▶ **Short exercise A**: Using the Tabby's Star discussion, explain in one to three sentences why the hope of catching the star in the act rests on the AAVSO observers rather than Kepler.

▶ **Document text**:

---

None of those are mm wave facilities. This was done on Mauna Kea using the Sub Millimeter Array and the SCUBA-2 camera:
http://arxiv.org/abs/1512.03693v1
It’s an interesting paper, and almost none of it was written with the caps lock key down.
Paul Carr said on February 3, 2016 at 14:09:
“Truthfully, no one knows. It could be a very cold Dyson swarm (some of the millimeter wave data posted earlier hints at this, but is inconclusive), but frankly, a Dyson swarm is a pretty simple model of harvesting a star’s energy – scaled way up from the way humans have been doing it since the middle of the 20th Century, and it’s not clear at all what the energy would be used for or how it would be distributed.”
I would like to think it is powering an alien supermind (aka Matroishka Brain), but it could just as equally if not moreso be for a megaweapon:
http://www.orionsarm.com/eg-article/48fe49fe47202
OK, so what then are the observables? I haven’t seen any calculations.
So would I.
Some of MY leading candidates are as follows. NATURAL:Almost certainly now, some INTERNAL PROCESS that we haven’t even CONCIEVED OF yet. This is, however, based on the ASSUMPTION that KIC8462852 is a SLIGHTLY evolved star(i.e. subgiant) star. That’s right! If KIC8462852 is PROVEN BEYOND A SHADOW OF A DOUBT to be a main sequence star, I will be FIRMLY IN THE “NON-NATURAL CAUSE” camp! NON-NATURAL: Shkadov Thruster, Matrioshka Brain, “Black Monoliths”(If Arthur C. Clarke were alive today, I wonder what HIS take on this would be?”
Hopefully, the intrepid observers at the AAVSO will be watching if it does, since Kepler has not been on Tabby’s Star since 2013 when the reaction wheel failures took it out of its primary mission.
If they do catch it in the act, it will be important to get good spectra in all bands during the event. A few years later, and who knows – we might even get JWST on it.
@Harry Ray – if you want to make text stand out to highlight a point, you can use the italic or bold (or both) html tags. All caps makes it seem like you are shouting.

---

Item position entries
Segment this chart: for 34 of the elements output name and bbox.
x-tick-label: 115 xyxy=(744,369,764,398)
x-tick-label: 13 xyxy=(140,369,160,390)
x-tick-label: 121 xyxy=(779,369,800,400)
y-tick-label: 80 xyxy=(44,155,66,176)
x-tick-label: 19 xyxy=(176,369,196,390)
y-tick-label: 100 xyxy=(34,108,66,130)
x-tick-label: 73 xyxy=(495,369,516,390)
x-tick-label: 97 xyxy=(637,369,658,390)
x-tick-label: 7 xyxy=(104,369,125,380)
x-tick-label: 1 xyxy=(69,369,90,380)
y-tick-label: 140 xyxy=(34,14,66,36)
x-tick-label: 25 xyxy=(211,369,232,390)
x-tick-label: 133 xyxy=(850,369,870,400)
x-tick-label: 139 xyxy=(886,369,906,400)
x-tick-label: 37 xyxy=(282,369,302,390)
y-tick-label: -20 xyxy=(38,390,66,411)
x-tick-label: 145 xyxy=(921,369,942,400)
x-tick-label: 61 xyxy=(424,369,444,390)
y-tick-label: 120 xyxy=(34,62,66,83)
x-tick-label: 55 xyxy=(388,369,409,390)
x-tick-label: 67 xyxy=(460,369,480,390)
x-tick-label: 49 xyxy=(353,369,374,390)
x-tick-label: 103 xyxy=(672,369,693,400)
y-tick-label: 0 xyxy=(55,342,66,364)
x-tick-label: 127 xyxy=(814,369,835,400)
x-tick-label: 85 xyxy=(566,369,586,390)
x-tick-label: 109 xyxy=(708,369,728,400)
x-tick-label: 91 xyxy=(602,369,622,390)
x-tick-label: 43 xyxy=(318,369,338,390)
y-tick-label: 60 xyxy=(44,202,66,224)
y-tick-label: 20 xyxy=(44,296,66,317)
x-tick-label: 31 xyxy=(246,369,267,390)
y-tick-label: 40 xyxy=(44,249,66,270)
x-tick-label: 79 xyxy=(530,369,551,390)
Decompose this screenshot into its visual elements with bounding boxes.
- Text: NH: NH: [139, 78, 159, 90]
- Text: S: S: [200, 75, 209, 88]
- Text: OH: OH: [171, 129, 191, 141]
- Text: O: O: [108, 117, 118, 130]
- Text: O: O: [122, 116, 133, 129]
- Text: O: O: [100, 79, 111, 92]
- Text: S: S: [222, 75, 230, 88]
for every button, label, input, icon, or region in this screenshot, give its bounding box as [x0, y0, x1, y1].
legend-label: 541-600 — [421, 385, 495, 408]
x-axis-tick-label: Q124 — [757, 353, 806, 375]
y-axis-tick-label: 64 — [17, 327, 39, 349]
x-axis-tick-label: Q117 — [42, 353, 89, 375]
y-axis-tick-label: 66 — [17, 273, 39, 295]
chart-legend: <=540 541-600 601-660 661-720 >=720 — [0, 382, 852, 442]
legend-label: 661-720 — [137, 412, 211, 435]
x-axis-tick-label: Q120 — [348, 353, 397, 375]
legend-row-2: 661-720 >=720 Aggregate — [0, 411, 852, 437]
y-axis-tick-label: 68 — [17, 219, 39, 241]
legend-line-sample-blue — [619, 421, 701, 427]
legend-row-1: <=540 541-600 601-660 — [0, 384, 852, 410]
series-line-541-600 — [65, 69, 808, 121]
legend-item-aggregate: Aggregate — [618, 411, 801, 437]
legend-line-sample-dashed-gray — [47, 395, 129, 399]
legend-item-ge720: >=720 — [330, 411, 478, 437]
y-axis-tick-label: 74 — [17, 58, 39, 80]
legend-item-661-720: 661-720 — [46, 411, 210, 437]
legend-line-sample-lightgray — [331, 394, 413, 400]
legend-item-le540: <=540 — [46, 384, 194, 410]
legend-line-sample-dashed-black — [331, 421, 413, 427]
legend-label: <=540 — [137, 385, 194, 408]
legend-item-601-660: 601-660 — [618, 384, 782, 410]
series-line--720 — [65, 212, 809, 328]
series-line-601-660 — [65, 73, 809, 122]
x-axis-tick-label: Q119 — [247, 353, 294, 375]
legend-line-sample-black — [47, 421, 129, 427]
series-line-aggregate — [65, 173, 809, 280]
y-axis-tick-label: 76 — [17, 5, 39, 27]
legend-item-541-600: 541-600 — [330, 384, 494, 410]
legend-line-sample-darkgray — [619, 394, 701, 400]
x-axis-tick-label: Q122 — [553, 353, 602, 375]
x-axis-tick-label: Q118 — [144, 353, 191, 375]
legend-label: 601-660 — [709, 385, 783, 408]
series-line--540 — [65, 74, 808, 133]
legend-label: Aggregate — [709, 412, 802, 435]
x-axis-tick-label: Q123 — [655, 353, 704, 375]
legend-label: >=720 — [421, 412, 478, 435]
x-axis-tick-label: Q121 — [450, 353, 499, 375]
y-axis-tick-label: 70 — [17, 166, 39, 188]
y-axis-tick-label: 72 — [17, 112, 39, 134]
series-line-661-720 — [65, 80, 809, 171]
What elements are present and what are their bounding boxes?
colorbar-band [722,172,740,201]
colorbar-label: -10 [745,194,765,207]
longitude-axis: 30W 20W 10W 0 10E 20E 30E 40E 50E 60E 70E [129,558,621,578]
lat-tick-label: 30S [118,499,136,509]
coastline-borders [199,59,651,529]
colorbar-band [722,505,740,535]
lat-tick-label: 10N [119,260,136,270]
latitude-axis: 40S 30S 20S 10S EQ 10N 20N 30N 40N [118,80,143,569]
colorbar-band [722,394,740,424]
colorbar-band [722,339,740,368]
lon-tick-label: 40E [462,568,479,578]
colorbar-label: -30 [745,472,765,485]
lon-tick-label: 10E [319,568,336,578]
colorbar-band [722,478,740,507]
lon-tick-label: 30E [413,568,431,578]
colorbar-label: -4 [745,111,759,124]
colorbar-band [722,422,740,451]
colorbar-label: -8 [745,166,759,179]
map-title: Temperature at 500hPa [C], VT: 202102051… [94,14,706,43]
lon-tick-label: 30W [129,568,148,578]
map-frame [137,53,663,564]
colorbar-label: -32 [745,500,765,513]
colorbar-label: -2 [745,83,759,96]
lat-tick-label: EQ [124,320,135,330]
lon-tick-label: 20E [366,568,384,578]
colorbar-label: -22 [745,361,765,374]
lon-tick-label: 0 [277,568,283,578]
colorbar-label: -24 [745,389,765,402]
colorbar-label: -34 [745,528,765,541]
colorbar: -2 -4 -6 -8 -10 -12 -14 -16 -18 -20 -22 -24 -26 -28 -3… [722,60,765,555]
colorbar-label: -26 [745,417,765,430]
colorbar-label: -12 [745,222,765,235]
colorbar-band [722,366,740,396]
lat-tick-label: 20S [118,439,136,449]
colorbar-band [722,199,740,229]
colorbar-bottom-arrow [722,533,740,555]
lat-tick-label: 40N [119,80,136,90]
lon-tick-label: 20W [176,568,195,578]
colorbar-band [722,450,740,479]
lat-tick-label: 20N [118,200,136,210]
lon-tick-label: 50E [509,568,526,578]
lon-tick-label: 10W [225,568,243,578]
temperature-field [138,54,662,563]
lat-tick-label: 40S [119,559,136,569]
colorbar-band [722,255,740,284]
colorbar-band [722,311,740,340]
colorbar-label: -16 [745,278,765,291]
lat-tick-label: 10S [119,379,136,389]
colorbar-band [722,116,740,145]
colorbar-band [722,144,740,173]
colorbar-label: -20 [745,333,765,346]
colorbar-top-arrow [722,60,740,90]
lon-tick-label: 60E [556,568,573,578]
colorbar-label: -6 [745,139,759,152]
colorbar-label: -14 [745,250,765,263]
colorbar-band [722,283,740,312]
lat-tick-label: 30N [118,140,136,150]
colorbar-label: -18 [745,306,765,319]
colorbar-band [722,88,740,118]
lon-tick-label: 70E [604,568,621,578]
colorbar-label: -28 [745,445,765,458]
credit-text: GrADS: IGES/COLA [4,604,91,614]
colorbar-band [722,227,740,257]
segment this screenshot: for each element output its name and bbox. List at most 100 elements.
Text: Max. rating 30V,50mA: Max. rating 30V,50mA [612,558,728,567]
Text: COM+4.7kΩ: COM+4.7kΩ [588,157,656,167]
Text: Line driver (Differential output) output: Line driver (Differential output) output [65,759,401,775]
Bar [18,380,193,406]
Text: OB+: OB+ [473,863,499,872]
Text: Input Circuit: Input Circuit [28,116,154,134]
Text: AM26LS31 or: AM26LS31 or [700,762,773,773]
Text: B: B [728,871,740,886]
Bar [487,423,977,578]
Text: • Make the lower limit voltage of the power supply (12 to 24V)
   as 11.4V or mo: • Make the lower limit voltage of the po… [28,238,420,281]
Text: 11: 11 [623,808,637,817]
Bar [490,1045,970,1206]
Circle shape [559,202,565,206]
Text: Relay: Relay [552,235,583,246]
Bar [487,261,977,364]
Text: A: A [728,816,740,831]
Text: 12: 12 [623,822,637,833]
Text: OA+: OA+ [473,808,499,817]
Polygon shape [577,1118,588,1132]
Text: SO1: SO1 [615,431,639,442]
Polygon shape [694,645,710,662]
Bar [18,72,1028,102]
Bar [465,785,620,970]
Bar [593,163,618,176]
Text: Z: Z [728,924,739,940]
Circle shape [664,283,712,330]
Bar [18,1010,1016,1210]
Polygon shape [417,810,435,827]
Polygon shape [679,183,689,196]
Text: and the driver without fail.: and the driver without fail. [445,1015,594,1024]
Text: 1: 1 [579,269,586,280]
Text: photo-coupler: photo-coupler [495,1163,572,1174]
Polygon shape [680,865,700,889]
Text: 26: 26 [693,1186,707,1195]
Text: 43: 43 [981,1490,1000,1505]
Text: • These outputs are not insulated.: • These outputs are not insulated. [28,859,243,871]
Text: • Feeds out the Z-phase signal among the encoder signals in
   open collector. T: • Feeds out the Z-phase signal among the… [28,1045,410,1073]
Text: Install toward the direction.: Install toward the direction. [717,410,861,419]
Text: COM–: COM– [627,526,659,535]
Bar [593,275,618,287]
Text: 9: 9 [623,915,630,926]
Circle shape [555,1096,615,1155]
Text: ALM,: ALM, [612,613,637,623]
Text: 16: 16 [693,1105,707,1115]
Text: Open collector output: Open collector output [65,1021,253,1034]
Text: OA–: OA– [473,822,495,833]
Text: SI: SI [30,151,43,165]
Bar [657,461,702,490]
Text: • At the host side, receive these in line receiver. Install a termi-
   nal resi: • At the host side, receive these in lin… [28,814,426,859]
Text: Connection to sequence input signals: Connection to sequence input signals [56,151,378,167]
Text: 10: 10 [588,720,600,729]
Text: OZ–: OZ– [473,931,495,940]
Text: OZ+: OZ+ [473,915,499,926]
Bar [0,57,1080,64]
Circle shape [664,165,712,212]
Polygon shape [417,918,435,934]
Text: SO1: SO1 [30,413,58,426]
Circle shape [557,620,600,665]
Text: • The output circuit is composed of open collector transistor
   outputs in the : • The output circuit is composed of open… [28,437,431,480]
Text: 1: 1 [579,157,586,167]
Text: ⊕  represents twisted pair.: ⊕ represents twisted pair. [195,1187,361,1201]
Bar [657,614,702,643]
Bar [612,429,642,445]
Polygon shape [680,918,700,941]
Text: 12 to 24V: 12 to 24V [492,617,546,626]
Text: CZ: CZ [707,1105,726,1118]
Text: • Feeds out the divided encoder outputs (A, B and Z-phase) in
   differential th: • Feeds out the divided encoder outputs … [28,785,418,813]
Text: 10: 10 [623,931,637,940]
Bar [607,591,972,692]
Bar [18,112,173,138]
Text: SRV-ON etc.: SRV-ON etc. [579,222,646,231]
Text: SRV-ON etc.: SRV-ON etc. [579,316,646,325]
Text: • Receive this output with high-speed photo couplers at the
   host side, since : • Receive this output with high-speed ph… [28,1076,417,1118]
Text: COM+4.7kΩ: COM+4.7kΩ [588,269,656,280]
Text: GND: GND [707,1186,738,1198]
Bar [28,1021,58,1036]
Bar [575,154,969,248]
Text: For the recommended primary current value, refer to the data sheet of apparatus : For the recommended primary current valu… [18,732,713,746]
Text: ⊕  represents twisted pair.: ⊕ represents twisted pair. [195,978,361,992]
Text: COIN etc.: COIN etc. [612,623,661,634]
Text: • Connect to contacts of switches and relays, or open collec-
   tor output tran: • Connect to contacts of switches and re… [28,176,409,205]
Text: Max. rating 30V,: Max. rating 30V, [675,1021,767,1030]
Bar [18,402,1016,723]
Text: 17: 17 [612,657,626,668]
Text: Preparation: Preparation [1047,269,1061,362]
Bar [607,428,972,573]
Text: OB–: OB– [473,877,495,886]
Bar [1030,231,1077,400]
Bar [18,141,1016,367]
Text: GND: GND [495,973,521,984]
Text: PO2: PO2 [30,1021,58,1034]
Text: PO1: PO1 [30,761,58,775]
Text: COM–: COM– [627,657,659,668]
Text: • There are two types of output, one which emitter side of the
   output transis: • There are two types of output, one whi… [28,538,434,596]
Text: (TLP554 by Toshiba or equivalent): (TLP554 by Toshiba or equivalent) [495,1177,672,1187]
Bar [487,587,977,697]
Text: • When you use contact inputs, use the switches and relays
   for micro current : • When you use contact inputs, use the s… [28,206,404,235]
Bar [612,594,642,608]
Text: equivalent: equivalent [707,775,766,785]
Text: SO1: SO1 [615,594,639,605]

---

▶ **Short exercise B**: Reproduce the listing from its first line through the line containing "x-tick-label: 19 xyxy=(176,369,196,390)", with both lines included.

▶ **Written solution A**: Kepler has not been observing Tabby's Star since 2013, when reaction wheel failures took it out of its primary mission.

▶ **Written solution B**:
Segment this chart: for 34 of the elements output name and bbox.
x-tick-label: 115 xyxy=(744,369,764,398)
x-tick-label: 13 xyxy=(140,369,160,390)
x-tick-label: 121 xyxy=(779,369,800,400)
y-tick-label: 80 xyxy=(44,155,66,176)
x-tick-label: 19 xyxy=(176,369,196,390)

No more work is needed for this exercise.